**Records about charts and figures**
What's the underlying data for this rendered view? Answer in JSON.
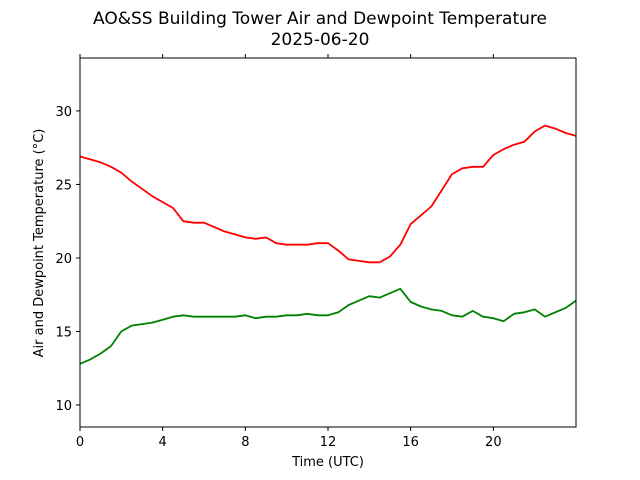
{
  "chart_data": {
    "type": "line",
    "title": "AO&SS Building Tower Air and Dewpoint Temperature",
    "subtitle": "2025-06-20",
    "xlabel": "Time (UTC)",
    "ylabel": "Air and Dewpoint Temperature (°C)",
    "xlim": [
      0,
      24
    ],
    "ylim": [
      8.5,
      33.6
    ],
    "xticks": [
      0,
      4,
      8,
      12,
      16,
      20
    ],
    "xtick_labels": [
      "0",
      "4",
      "8",
      "12",
      "16",
      "20"
    ],
    "yticks": [
      10,
      15,
      20,
      25,
      30
    ],
    "ytick_labels": [
      "10",
      "15",
      "20",
      "25",
      "30"
    ],
    "grid": false,
    "legend": "none",
    "series": [
      {
        "color": "#ff0000",
        "x": [
          0,
          0.5,
          1,
          1.5,
          2,
          2.5,
          3,
          3.5,
          4,
          4.5,
          5,
          5.5,
          6,
          6.5,
          7,
          7.5,
          8,
          8.5,
          9,
          9.5,
          10,
          10.5,
          11,
          11.5,
          12,
          12.5,
          13,
          13.5,
          14,
          14.5,
          15,
          15.5,
          16,
          16.5,
          17,
          17.5,
          18,
          18.5,
          19,
          19.5,
          20,
          20.5,
          21,
          21.5,
          22,
          22.5,
          23,
          23.5,
          24
        ],
        "y": [
          26.9,
          26.7,
          26.5,
          26.2,
          25.8,
          25.2,
          24.7,
          24.2,
          23.8,
          23.4,
          22.5,
          22.4,
          22.4,
          22.1,
          21.8,
          21.6,
          21.4,
          21.3,
          21.4,
          21.0,
          20.9,
          20.9,
          20.9,
          21.0,
          21.0,
          20.5,
          19.9,
          19.8,
          19.7,
          19.7,
          20.1,
          20.9,
          22.3,
          22.9,
          23.5,
          24.6,
          25.7,
          26.1,
          26.2,
          26.2,
          27.0,
          27.4,
          27.7,
          27.9,
          28.6,
          29.0,
          28.8,
          28.5,
          28.3
        ]
      },
      {
        "color": "#008000",
        "x": [
          0,
          0.5,
          1,
          1.5,
          2,
          2.5,
          3,
          3.5,
          4,
          4.5,
          5,
          5.5,
          6,
          6.5,
          7,
          7.5,
          8,
          8.5,
          9,
          9.5,
          10,
          10.5,
          11,
          11.5,
          12,
          12.5,
          13,
          13.5,
          14,
          14.5,
          15,
          15.5,
          16,
          16.5,
          17,
          17.5,
          18,
          18.5,
          19,
          19.5,
          20,
          20.5,
          21,
          21.5,
          22,
          22.5,
          23,
          23.5,
          24
        ],
        "y": [
          12.8,
          13.1,
          13.5,
          14.0,
          15.0,
          15.4,
          15.5,
          15.6,
          15.8,
          16.0,
          16.1,
          16.0,
          16.0,
          16.0,
          16.0,
          16.0,
          16.1,
          15.9,
          16.0,
          16.0,
          16.1,
          16.1,
          16.2,
          16.1,
          16.1,
          16.3,
          16.8,
          17.1,
          17.4,
          17.3,
          17.6,
          17.9,
          17.0,
          16.7,
          16.5,
          16.4,
          16.1,
          16.0,
          16.4,
          16.0,
          15.9,
          15.7,
          16.2,
          16.3,
          16.5,
          16.0,
          16.3,
          16.6,
          17.1
        ]
      }
    ]
  }
}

**Objective**
Pictures in the records above are left out; print everything else exactly as written.

**Answer to the task**
What's the underlying data for this rendered view? Answer in JSON.
{
  "chart_data": {
    "type": "line",
    "title": "AO&SS Building Tower Air and Dewpoint Temperature",
    "subtitle": "2025-06-20",
    "xlabel": "Time (UTC)",
    "ylabel": "Air and Dewpoint Temperature (°C)",
    "xlim": [
      0,
      24
    ],
    "ylim": [
      8.5,
      33.6
    ],
    "xticks": [
      0,
      4,
      8,
      12,
      16,
      20
    ],
    "xtick_labels": [
      "0",
      "4",
      "8",
      "12",
      "16",
      "20"
    ],
    "yticks": [
      10,
      15,
      20,
      25,
      30
    ],
    "ytick_labels": [
      "10",
      "15",
      "20",
      "25",
      "30"
    ],
    "grid": false,
    "legend": "none",
    "series": [
      {
        "color": "#ff0000",
        "x": [
          0,
          0.5,
          1,
          1.5,
          2,
          2.5,
          3,
          3.5,
          4,
          4.5,
          5,
          5.5,
          6,
          6.5,
          7,
          7.5,
          8,
          8.5,
          9,
          9.5,
          10,
          10.5,
          11,
          11.5,
          12,
          12.5,
          13,
          13.5,
          14,
          14.5,
          15,
          15.5,
          16,
          16.5,
          17,
          17.5,
          18,
          18.5,
          19,
          19.5,
          20,
          20.5,
          21,
          21.5,
          22,
          22.5,
          23,
          23.5,
          24
        ],
        "y": [
          26.9,
          26.7,
          26.5,
          26.2,
          25.8,
          25.2,
          24.7,
          24.2,
          23.8,
          23.4,
          22.5,
          22.4,
          22.4,
          22.1,
          21.8,
          21.6,
          21.4,
          21.3,
          21.4,
          21.0,
          20.9,
          20.9,
          20.9,
          21.0,
          21.0,
          20.5,
          19.9,
          19.8,
          19.7,
          19.7,
          20.1,
          20.9,
          22.3,
          22.9,
          23.5,
          24.6,
          25.7,
          26.1,
          26.2,
          26.2,
          27.0,
          27.4,
          27.7,
          27.9,
          28.6,
          29.0,
          28.8,
          28.5,
          28.3
        ]
      },
      {
        "color": "#008000",
        "x": [
          0,
          0.5,
          1,
          1.5,
          2,
          2.5,
          3,
          3.5,
          4,
          4.5,
          5,
          5.5,
          6,
          6.5,
          7,
          7.5,
          8,
          8.5,
          9,
          9.5,
          10,
          10.5,
          11,
          11.5,
          12,
          12.5,
          13,
          13.5,
          14,
          14.5,
          15,
          15.5,
          16,
          16.5,
          17,
          17.5,
          18,
          18.5,
          19,
          19.5,
          20,
          20.5,
          21,
          21.5,
          22,
          22.5,
          23,
          23.5,
          24
        ],
        "y": [
          12.8,
          13.1,
          13.5,
          14.0,
          15.0,
          15.4,
          15.5,
          15.6,
          15.8,
          16.0,
          16.1,
          16.0,
          16.0,
          16.0,
          16.0,
          16.0,
          16.1,
          15.9,
          16.0,
          16.0,
          16.1,
          16.1,
          16.2,
          16.1,
          16.1,
          16.3,
          16.8,
          17.1,
          17.4,
          17.3,
          17.6,
          17.9,
          17.0,
          16.7,
          16.5,
          16.4,
          16.1,
          16.0,
          16.4,
          16.0,
          15.9,
          15.7,
          16.2,
          16.3,
          16.5,
          16.0,
          16.3,
          16.6,
          17.1
        ]
      }
    ]
  }
}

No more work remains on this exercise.